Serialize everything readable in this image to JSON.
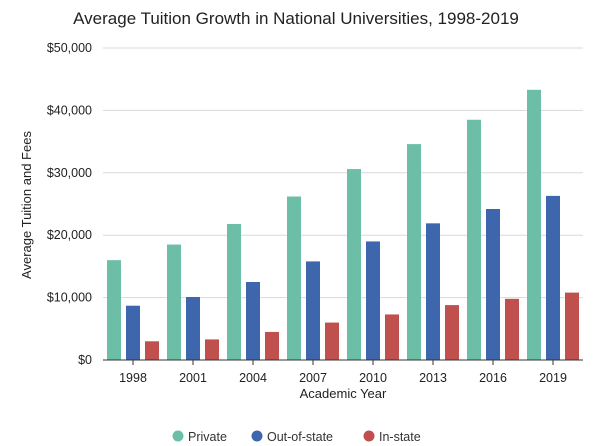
{
  "chart_data": {
    "type": "bar",
    "title": "Average Tuition Growth in National Universities, 1998-2019",
    "xlabel": "Academic Year",
    "ylabel": "Average Tuition and Fees",
    "ylim": [
      0,
      50000
    ],
    "yticks": [
      0,
      10000,
      20000,
      30000,
      40000,
      50000
    ],
    "ytick_labels": [
      "$0",
      "$10,000",
      "$20,000",
      "$30,000",
      "$40,000",
      "$50,000"
    ],
    "grid": true,
    "legend_position": "bottom",
    "categories": [
      "1998",
      "2001",
      "2004",
      "2007",
      "2010",
      "2013",
      "2016",
      "2019"
    ],
    "series": [
      {
        "name": "Private",
        "color": "#6cbfa6",
        "values": [
          16000,
          18500,
          21800,
          26200,
          30600,
          34600,
          38500,
          43300
        ]
      },
      {
        "name": "Out-of-state",
        "color": "#3d66ad",
        "values": [
          8700,
          10100,
          12500,
          15800,
          19000,
          21900,
          24200,
          26300
        ]
      },
      {
        "name": "In-state",
        "color": "#c0504d",
        "values": [
          3000,
          3300,
          4500,
          6000,
          7300,
          8800,
          9800,
          10800
        ]
      }
    ]
  }
}
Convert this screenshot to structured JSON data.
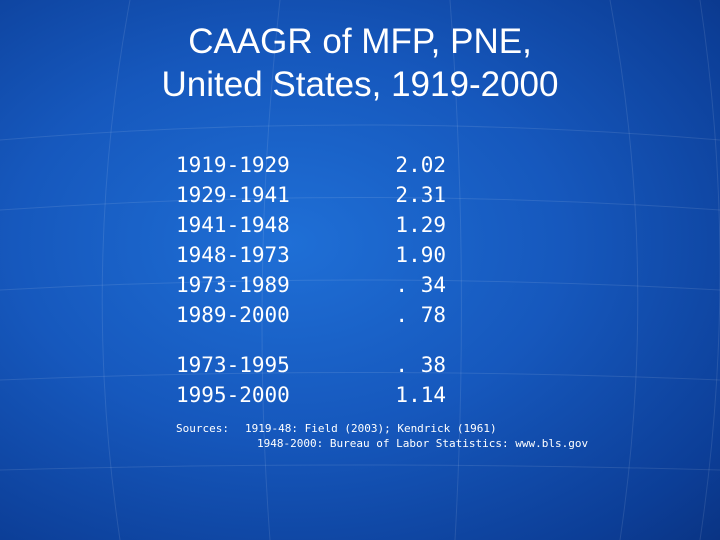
{
  "slide": {
    "title_line1": "CAAGR of MFP, PNE,",
    "title_line2": "United States, 1919-2000"
  },
  "table": {
    "group1": [
      {
        "period": "1919-1929",
        "value": "2.02"
      },
      {
        "period": "1929-1941",
        "value": "2.31"
      },
      {
        "period": "1941-1948",
        "value": "1.29"
      },
      {
        "period": "1948-1973",
        "value": "1.90"
      },
      {
        "period": "1973-1989",
        "value": ". 34"
      },
      {
        "period": "1989-2000",
        "value": ". 78"
      }
    ],
    "group2": [
      {
        "period": "1973-1995",
        "value": ". 38"
      },
      {
        "period": "1995-2000",
        "value": "1.14"
      }
    ]
  },
  "sources": {
    "label": "Sources:",
    "line1": "1919-48:  Field (2003); Kendrick (1961)",
    "line2": "1948-2000:  Bureau of Labor Statistics: www.bls.gov"
  },
  "colors": {
    "background": "#1658bd",
    "text": "#ffffff"
  }
}
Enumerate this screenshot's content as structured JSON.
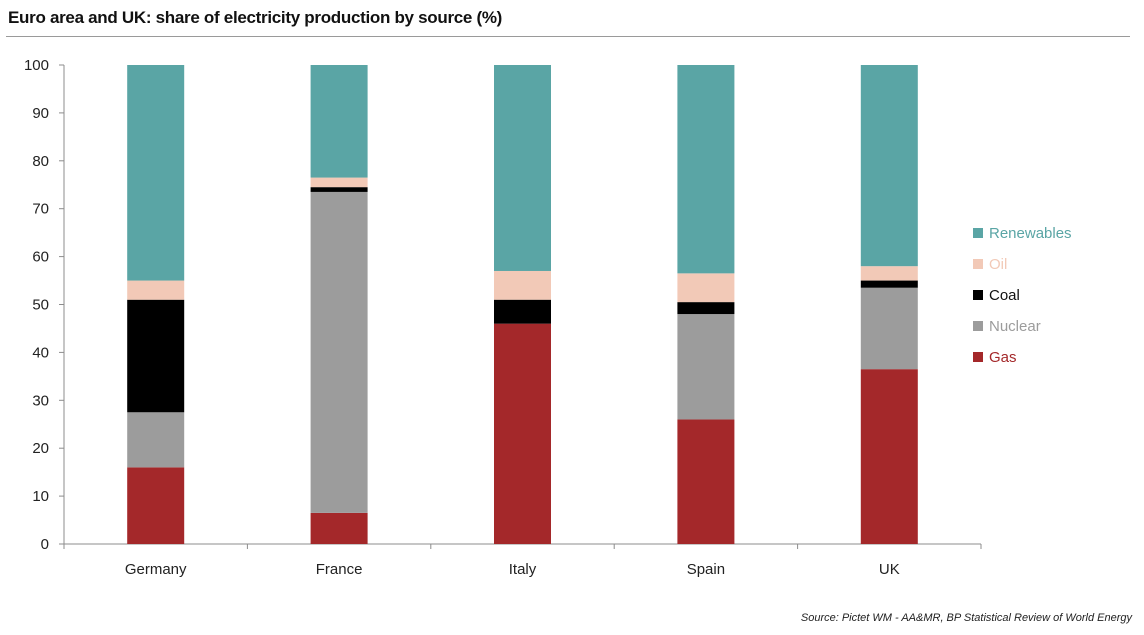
{
  "title": "Euro area and UK: share of electricity production by source (%)",
  "source": "Source: Pictet WM - AA&MR, BP Statistical Review of World Energy",
  "chart_data": {
    "type": "bar",
    "stacked": true,
    "title": "Euro area and UK: share of electricity production by source (%)",
    "xlabel": "",
    "ylabel": "",
    "ylim": [
      0,
      100
    ],
    "yticks": [
      0,
      10,
      20,
      30,
      40,
      50,
      60,
      70,
      80,
      90,
      100
    ],
    "grid": false,
    "legend_position": "right",
    "categories": [
      "Germany",
      "France",
      "Italy",
      "Spain",
      "UK"
    ],
    "series": [
      {
        "name": "Gas",
        "color": "#a4282a",
        "values": [
          16,
          6.5,
          46,
          26,
          36.5
        ]
      },
      {
        "name": "Nuclear",
        "color": "#9c9c9c",
        "values": [
          11.5,
          67,
          0,
          22,
          17
        ]
      },
      {
        "name": "Coal",
        "color": "#000000",
        "values": [
          23.5,
          1,
          5,
          2.5,
          1.5
        ]
      },
      {
        "name": "Oil",
        "color": "#f2c9b7",
        "values": [
          4,
          2,
          6,
          6,
          3
        ]
      },
      {
        "name": "Renewables",
        "color": "#5aa5a5",
        "values": [
          45,
          23.5,
          43,
          43.5,
          42
        ]
      }
    ],
    "legend_order": [
      "Renewables",
      "Oil",
      "Coal",
      "Nuclear",
      "Gas"
    ]
  }
}
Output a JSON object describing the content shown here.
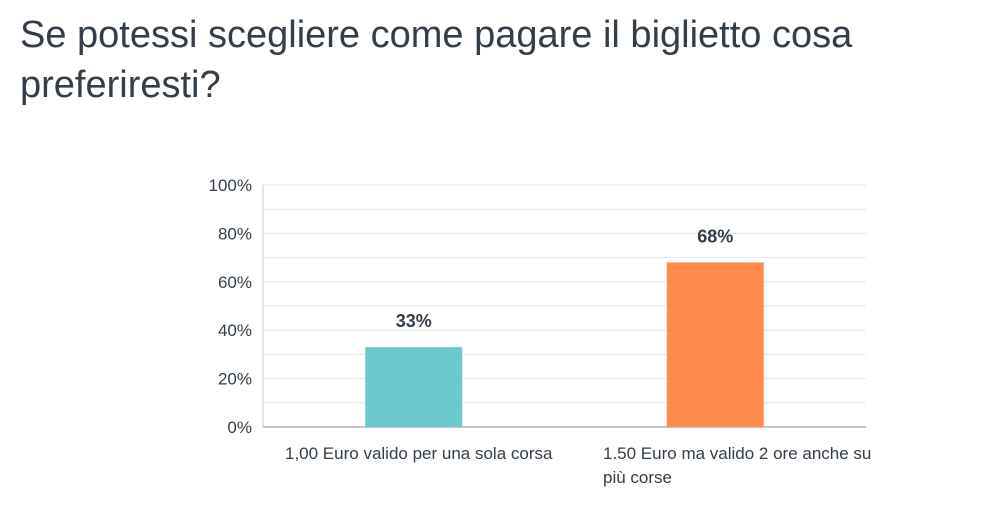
{
  "title": "Se potessi scegliere come pagare il biglietto cosa preferiresti?",
  "chart_data": {
    "type": "bar",
    "categories": [
      "1,00 Euro valido per una sola corsa",
      "1.50 Euro ma valido 2 ore anche su più corse"
    ],
    "values": [
      33,
      68
    ],
    "data_labels": [
      "33%",
      "68%"
    ],
    "colors": [
      "#6bc8cd",
      "#ff8b4f"
    ],
    "yticks": [
      "0%",
      "20%",
      "40%",
      "60%",
      "80%",
      "100%"
    ],
    "ylim": [
      0,
      100
    ],
    "grid": true,
    "legend": "none"
  }
}
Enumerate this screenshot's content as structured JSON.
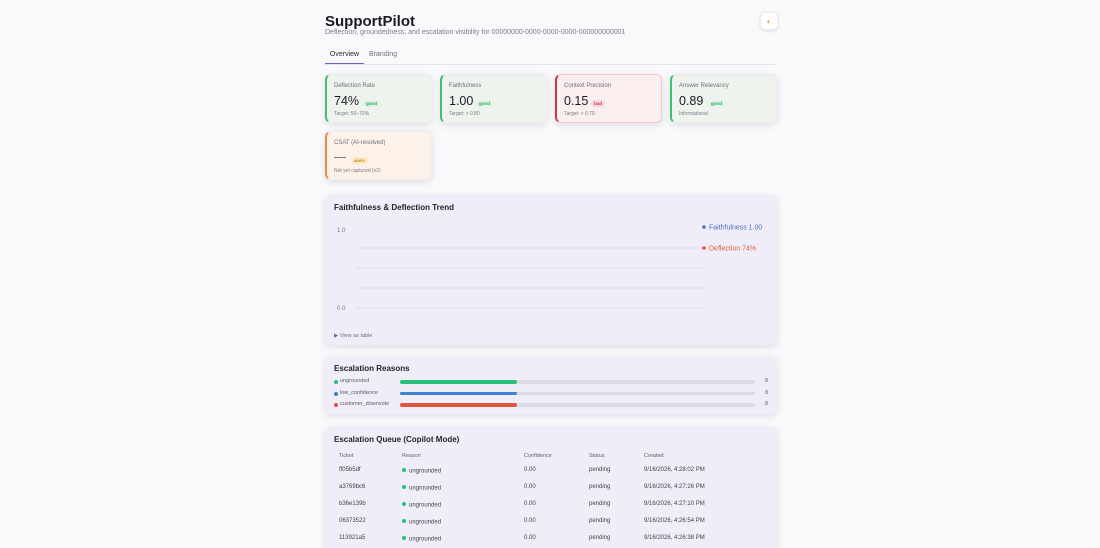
{
  "header": {
    "title": "SupportPilot",
    "subtitle": "Deflection, groundedness, and escalation visibility for 00000000-0000-0000-0000-000000000001",
    "theme_icon": "sun-moon-icon"
  },
  "tabs": [
    {
      "label": "Overview",
      "active": true
    },
    {
      "label": "Branding",
      "active": false
    }
  ],
  "metrics": [
    {
      "label": "Deflection Rate",
      "value": "74%",
      "status": "good",
      "footnote": "Target: 50–70%"
    },
    {
      "label": "Faithfulness",
      "value": "1.00",
      "status": "good",
      "footnote": "Target: > 0.80"
    },
    {
      "label": "Context Precision",
      "value": "0.15",
      "status": "bad",
      "footnote": "Target: > 0.70"
    },
    {
      "label": "Answer Relevancy",
      "value": "0.89",
      "status": "good",
      "footnote": "Informational"
    },
    {
      "label": "CSAT (AI-resolved)",
      "value": "",
      "status": "warn",
      "footnote": "Not yet captured (v2)"
    }
  ],
  "colors": {
    "good": "#3fbf6f",
    "bad": "#c8374b",
    "warn": "#e58b4a",
    "faithfulness": "#4a6fc0",
    "deflection": "#e05a3c",
    "ungrounded": "#28c07a",
    "low_confidence": "#3d7fd0",
    "customer_downvote": "#e2533b"
  },
  "trend": {
    "title": "Faithfulness & Deflection Trend",
    "view_table": "▶ View as table"
  },
  "chart_data": {
    "type": "line",
    "title": "Faithfulness & Deflection Trend",
    "ylim": [
      0.0,
      1.0
    ],
    "ytick_labels": [
      "1.0",
      "0.0"
    ],
    "grid": true,
    "legend_position": "right",
    "series": [
      {
        "name": "Faithfulness",
        "label": "Faithfulness 1.00",
        "values": [
          1.0
        ],
        "color": "#4a6fc0"
      },
      {
        "name": "Deflection",
        "label": "Deflection 74%",
        "values": [
          0.74
        ],
        "color": "#e05a3c"
      }
    ]
  },
  "escalation_reasons": {
    "title": "Escalation Reasons",
    "items": [
      {
        "label": "ungrounded",
        "count": "8",
        "share": 0.33,
        "color": "#28c07a"
      },
      {
        "label": "low_confidence",
        "count": "8",
        "share": 0.33,
        "color": "#3d7fd0"
      },
      {
        "label": "customer_downvote",
        "count": "8",
        "share": 0.33,
        "color": "#e2533b"
      }
    ]
  },
  "queue": {
    "title": "Escalation Queue (Copilot Mode)",
    "columns": [
      "Ticket",
      "Reason",
      "Confidence",
      "Status",
      "Created"
    ],
    "rows": [
      {
        "ticket": "ff05b5df",
        "reason": "ungrounded",
        "confidence": "0.00",
        "status": "pending",
        "created": "9/16/2026, 4:28:02 PM"
      },
      {
        "ticket": "a3769bc6",
        "reason": "ungrounded",
        "confidence": "0.00",
        "status": "pending",
        "created": "9/16/2026, 4:27:26 PM"
      },
      {
        "ticket": "b36e139b",
        "reason": "ungrounded",
        "confidence": "0.00",
        "status": "pending",
        "created": "9/16/2026, 4:27:10 PM"
      },
      {
        "ticket": "06373522",
        "reason": "ungrounded",
        "confidence": "0.00",
        "status": "pending",
        "created": "9/16/2026, 4:26:54 PM"
      },
      {
        "ticket": "113921a5",
        "reason": "ungrounded",
        "confidence": "0.00",
        "status": "pending",
        "created": "9/16/2026, 4:26:38 PM"
      }
    ]
  }
}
+++
WHAT THE EXERCISE ASKS.
Extract all lines from the material above that include the word "Average".

SOLUTION BELOW.
    "title": "Average Tuition Growth in National Universities, 1998-2019",
    "ylabel": "Average Tuition and Fees",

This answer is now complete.